_Selected excerpt_
2. In December 1979 one Curl decided to go on a holiday for two or three weeks. Before leaving on his holiday Curl asked the applicant, a neighbour and acquaintance, to keep an eye on his (Curl's) house while he was away. Curl kept a concealed key to his house and he told the applicant where it was in case he needed to enter. (at p340)
3. Whilst Curl was away his two sons, James and Andrew, who normally lived with Curl, stayed elsewhere. However, on 28 December 1979 the two boys had occasion to visit Curl's house. There they say a truck parked in the driveway and the applicant and one McFarlane were present. The applicant told the boys he was looking after the house for Curl and he was going to fix a broken window or windows. The boys then went for a swim and returned to find the applicant and McFarlane inside the house. The two men left shortly afterwards and nothing appeared to be missing from the house. (at p340)
4. The next morning Curl's sons once again visited Curl's house and found many goods missing. They notified the police and the applicant and McFarlane were detained and charged with entering Curl's house as trespassers with intent to steal. (at p340)
5. Curl returned from his holiday in early January 1980 and learned of the removal of the goods and that the applicant had been charged in respect of their removal. On 16 January 1980 Curl left his house for most of the day with the stolen items still missing and returned home in the evening to find that all the property had been returned except a lounge suite which was in the hands of the police. A few days later the applicant telephoned Curl and told him that he had returned the goods. (at p340)
6. In an unsworn statement from the dock the applicant admitted taking the goods but said that he had removed them for their protection. (at p340)
7. Curl gave evidence in chief that the applicant had his authority to enter his house but had no express authority to remove goods, though he conceded in cross-examination that the applicant would have had his authority to remove goods had that been necessary for their preservation. He also said in cross-examination that his authority to the applicant "was just an open-asking for him to look after the place". (at p340)

_Goal_
From the case excerpt about the goods taken from Curl's house, extract word for word the passage that begins with the words "5. Curl returned" and ends with "protection. (at p340)".

_Provided information_
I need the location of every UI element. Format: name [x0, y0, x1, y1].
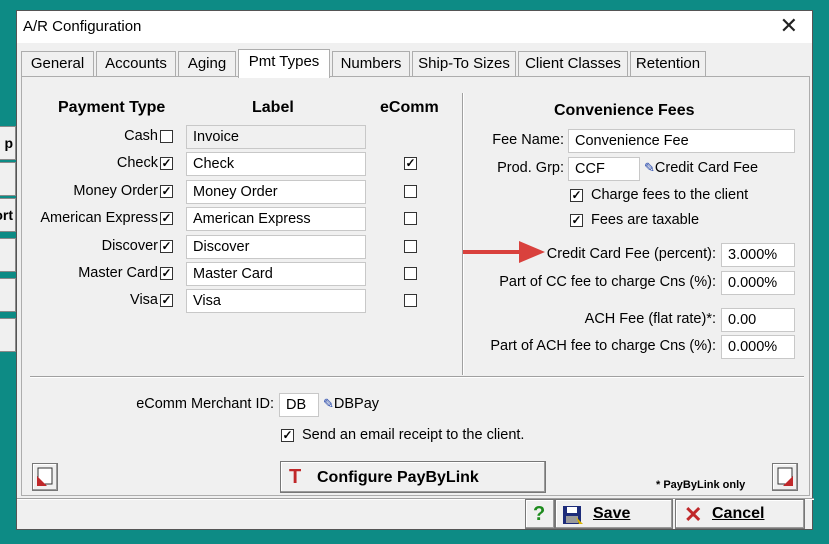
ecomm-header: eComm [380, 99, 439, 116]
payment-type-discover-ecomm-checkbox[interactable] [404, 239, 417, 253]
payment-type-american-express-ecomm-checkbox[interactable] [404, 212, 417, 226]
save-button[interactable]: Save [555, 499, 673, 529]
payment-type-check-checkbox[interactable]: ✓ [160, 157, 173, 171]
right-export-button[interactable] [772, 463, 798, 491]
credit-card-fee-link[interactable]: ✎Credit Card Fee [644, 160, 758, 176]
payment-type-discover-label: Discover [101, 237, 158, 254]
background-button [0, 238, 16, 272]
pencil-icon: ✎ [644, 160, 655, 175]
ar-configuration-dialog: A/R Configuration ✕ General Accounts Aging… [16, 10, 814, 530]
payment-type-header: Payment Type [58, 99, 166, 116]
prod-grp-input[interactable]: CCF [568, 157, 640, 181]
cc-fee-input[interactable]: 3.000% [721, 243, 795, 267]
payment-type-master-card-label-input[interactable]: Master Card [186, 262, 366, 286]
payment-type-american-express-checkbox[interactable]: ✓ [160, 212, 173, 226]
payment-type-cash-checkbox[interactable] [160, 130, 173, 143]
ach-part-label: Part of ACH fee to charge Cns (%): [490, 338, 716, 354]
email-receipt-checkbox[interactable]: ✓ [281, 429, 294, 442]
payment-type-american-express-label-input[interactable]: American Express [186, 207, 366, 232]
payment-type-master-card-label: Master Card [78, 265, 158, 281]
paybylink-icon: T [289, 466, 302, 488]
charge-fees-checkbox[interactable]: ✓ [570, 189, 583, 202]
ach-part-input[interactable]: 0.000% [721, 335, 795, 359]
pmt-types-panel: Payment Type Label eComm Cash Invoice Chec… [21, 76, 810, 496]
payment-type-visa-checkbox[interactable]: ✓ [160, 294, 173, 308]
ach-fee-label: ACH Fee (flat rate)*: [584, 311, 716, 327]
tab-accounts[interactable]: Accounts [96, 51, 176, 76]
tab-aging[interactable]: Aging [178, 51, 236, 76]
tab-numbers[interactable]: Numbers [332, 51, 410, 76]
payment-type-cash-label: Cash [124, 128, 158, 144]
close-icon[interactable]: ✕ [780, 13, 798, 39]
background-button [0, 278, 16, 312]
floppy-disk-icon [563, 506, 583, 524]
fees-taxable-label: Fees are taxable [591, 212, 700, 228]
arrow-down-right-icon [777, 467, 793, 486]
help-icon: ? [533, 503, 546, 525]
arrow-down-left-icon [37, 467, 53, 486]
dbpay-link[interactable]: ✎DBPay [323, 396, 379, 412]
title-bar: A/R Configuration ✕ [17, 11, 812, 43]
payment-type-money-order-ecomm-checkbox[interactable] [404, 184, 417, 198]
fee-name-input[interactable]: Convenience Fee [568, 129, 795, 153]
payment-type-visa-label: Visa [130, 292, 158, 309]
payment-type-american-express-label: American Express [40, 210, 158, 227]
label-header: Label [252, 99, 294, 116]
help-button[interactable]: ? [525, 499, 555, 529]
charge-fees-label: Charge fees to the client [591, 187, 749, 203]
pencil-icon: ✎ [323, 396, 334, 411]
payment-type-visa-label-input[interactable]: Visa [186, 289, 366, 314]
cc-part-label: Part of CC fee to charge Cns (%): [499, 274, 716, 290]
window-title: A/R Configuration [23, 18, 142, 35]
payment-type-master-card-checkbox[interactable]: ✓ [160, 267, 173, 280]
payment-type-money-order-label-input[interactable]: Money Order [186, 179, 366, 204]
payment-type-check-label-input[interactable]: Check [186, 152, 366, 177]
merchant-id-input[interactable]: DB [279, 393, 319, 417]
cancel-button[interactable]: ✕ Cancel [675, 499, 805, 529]
email-receipt-label: Send an email receipt to the client. [302, 427, 525, 443]
ach-fee-input[interactable]: 0.00 [721, 308, 795, 332]
tab-client-classes[interactable]: Client Classes [518, 51, 628, 76]
paybylink-note: * PayByLink only [656, 479, 746, 491]
horizontal-divider [30, 376, 804, 378]
cc-part-input[interactable]: 0.000% [721, 271, 795, 295]
background-button: p [0, 126, 16, 160]
configure-paybylink-button[interactable]: T Configure PayByLink [280, 461, 546, 493]
left-export-button[interactable] [32, 463, 58, 491]
payment-type-master-card-ecomm-checkbox[interactable] [404, 267, 417, 280]
background-button: ort [0, 198, 16, 232]
payment-type-discover-label-input[interactable]: Discover [186, 234, 366, 259]
payment-type-money-order-label: Money Order [73, 182, 158, 199]
payment-type-money-order-checkbox[interactable]: ✓ [160, 184, 173, 198]
tab-retention[interactable]: Retention [630, 51, 706, 76]
fees-taxable-checkbox[interactable]: ✓ [570, 214, 583, 227]
payment-type-visa-ecomm-checkbox[interactable] [404, 294, 417, 308]
tab-general[interactable]: General [21, 51, 94, 76]
cancel-x-icon: ✕ [684, 502, 703, 527]
payment-type-check-label: Check [116, 155, 158, 172]
background-button [0, 162, 16, 196]
tab-pmt-types[interactable]: Pmt Types [238, 49, 330, 78]
prod-grp-label: Prod. Grp: [497, 160, 564, 176]
fee-name-label: Fee Name: [492, 132, 564, 148]
cc-fee-label: Credit Card Fee (percent): [546, 246, 716, 262]
payment-type-cash-label-input: Invoice [186, 125, 366, 149]
convenience-fees-header: Convenience Fees [554, 102, 695, 119]
tab-ship-to-sizes[interactable]: Ship-To Sizes [412, 51, 516, 76]
payment-type-discover-checkbox[interactable]: ✓ [160, 239, 173, 253]
merchant-id-label: eComm Merchant ID: [136, 396, 274, 412]
payment-type-check-ecomm-checkbox[interactable]: ✓ [404, 157, 417, 171]
background-button [0, 318, 16, 352]
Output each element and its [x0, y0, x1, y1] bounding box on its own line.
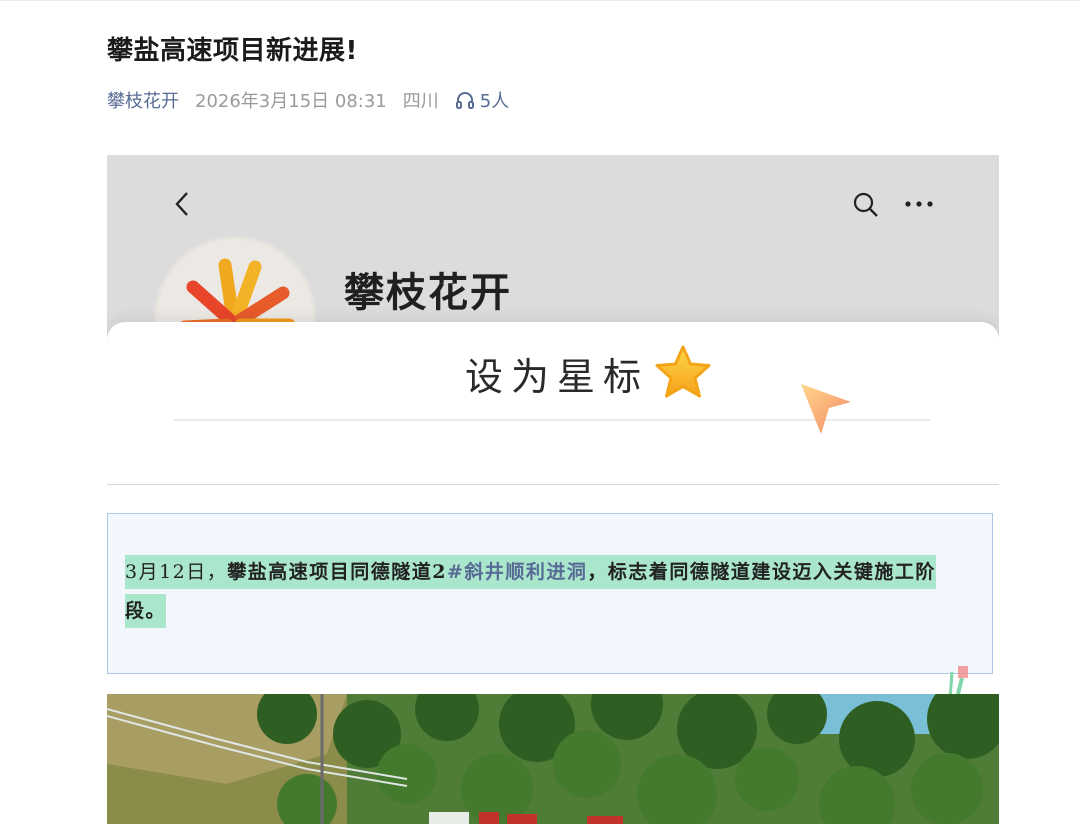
paragraph-text-2: ，标志着同德隧道建设迈入关键施工阶: [587, 561, 936, 583]
back-arrow-icon: [175, 192, 188, 216]
more-options-icon: [905, 201, 933, 207]
tunnel-site-photo: [107, 694, 999, 824]
article-meta: 攀枝花开 2026年3月15日 08:31 四川 5人: [107, 88, 509, 112]
set-star-label: 设为星标: [465, 355, 650, 399]
paragraph-date: 3月12日，: [125, 561, 228, 583]
embedded-screenshot: 攀枝花开 设为星标: [107, 155, 999, 485]
forest-hillside-image: [107, 694, 999, 824]
publish-location: 四川: [402, 91, 439, 112]
listen-button[interactable]: 5人: [455, 87, 509, 113]
pointer-arrow-icon: [801, 384, 851, 434]
headphones-icon: [455, 92, 474, 109]
article-paragraph: 3月12日，攀盐高速项目同德隧道2#斜井顺利进洞，标志着同德隧道建设迈入关键施工…: [125, 553, 985, 631]
panel-bottom-border: [107, 484, 999, 485]
account-link[interactable]: 攀枝花开: [107, 87, 179, 113]
article-title: 攀盐高速项目新进展!: [107, 36, 358, 66]
embedded-account-name: 攀枝花开: [344, 270, 512, 316]
star-prompt-card: 设为星标: [107, 322, 999, 485]
listener-count: 5人: [479, 91, 510, 112]
paragraph-text-1: 攀盐高速项目同德隧道2: [227, 561, 447, 583]
search-icon: [853, 192, 878, 217]
top-divider: [0, 0, 1080, 1]
paragraph-link[interactable]: #斜井顺利进洞: [447, 561, 587, 583]
publish-date: 2026年3月15日 08:31: [195, 91, 387, 112]
star-icon: [655, 345, 711, 398]
highlight-paragraph-box: 3月12日，攀盐高速项目同德隧道2#斜井顺利进洞，标志着同德隧道建设迈入关键施工…: [107, 513, 993, 674]
paragraph-text-3: 段。: [125, 594, 167, 628]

_Correct response_
5. Curl returned from his holiday in early January 1980 and learned of the removal of the goods and that the applicant had been charged in respect of their removal. On 16 January 1980 Curl left his house for most of the day with the stolen items still missing and returned home in the evening to find that all the property had been returned except a lounge suite which was in the hands of the police. A few days later the applicant telephoned Curl and told him that he had returned the goods. (at p340)
6. In an unsworn statement from the dock the applicant admitted taking the goods but said that he had removed them for their protection. (at p340)